Out of the lines in this data, how many include "JSON"? Give the number and nothing else.
* START *
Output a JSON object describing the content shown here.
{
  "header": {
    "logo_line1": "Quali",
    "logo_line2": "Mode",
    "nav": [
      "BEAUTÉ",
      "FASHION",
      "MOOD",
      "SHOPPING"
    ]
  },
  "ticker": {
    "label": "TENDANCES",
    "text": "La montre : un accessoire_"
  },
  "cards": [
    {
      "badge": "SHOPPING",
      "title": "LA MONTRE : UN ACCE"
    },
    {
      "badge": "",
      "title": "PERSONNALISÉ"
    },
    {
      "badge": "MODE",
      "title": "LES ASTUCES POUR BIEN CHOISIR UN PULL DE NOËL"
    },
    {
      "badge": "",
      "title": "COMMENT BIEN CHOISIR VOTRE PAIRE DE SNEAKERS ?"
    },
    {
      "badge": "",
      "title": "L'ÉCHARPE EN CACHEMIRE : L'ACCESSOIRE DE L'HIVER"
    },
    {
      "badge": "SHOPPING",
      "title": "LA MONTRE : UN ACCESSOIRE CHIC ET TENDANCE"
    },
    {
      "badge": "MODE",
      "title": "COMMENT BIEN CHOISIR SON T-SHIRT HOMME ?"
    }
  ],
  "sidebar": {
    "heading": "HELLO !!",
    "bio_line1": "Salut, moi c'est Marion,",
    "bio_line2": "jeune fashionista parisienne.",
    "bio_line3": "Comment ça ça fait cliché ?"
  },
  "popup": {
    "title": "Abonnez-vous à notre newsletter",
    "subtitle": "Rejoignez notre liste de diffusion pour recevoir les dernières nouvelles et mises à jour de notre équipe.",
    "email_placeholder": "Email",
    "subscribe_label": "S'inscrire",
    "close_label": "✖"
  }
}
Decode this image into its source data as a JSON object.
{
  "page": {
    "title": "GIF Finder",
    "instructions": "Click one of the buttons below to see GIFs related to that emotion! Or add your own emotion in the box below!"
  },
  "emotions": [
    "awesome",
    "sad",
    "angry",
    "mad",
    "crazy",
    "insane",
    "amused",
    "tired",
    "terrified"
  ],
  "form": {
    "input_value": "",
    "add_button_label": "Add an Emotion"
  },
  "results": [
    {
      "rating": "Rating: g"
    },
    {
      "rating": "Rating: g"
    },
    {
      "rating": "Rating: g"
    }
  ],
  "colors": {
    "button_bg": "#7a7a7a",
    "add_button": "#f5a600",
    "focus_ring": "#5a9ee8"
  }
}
* END *
> **EXERCISE SOLUTION**
2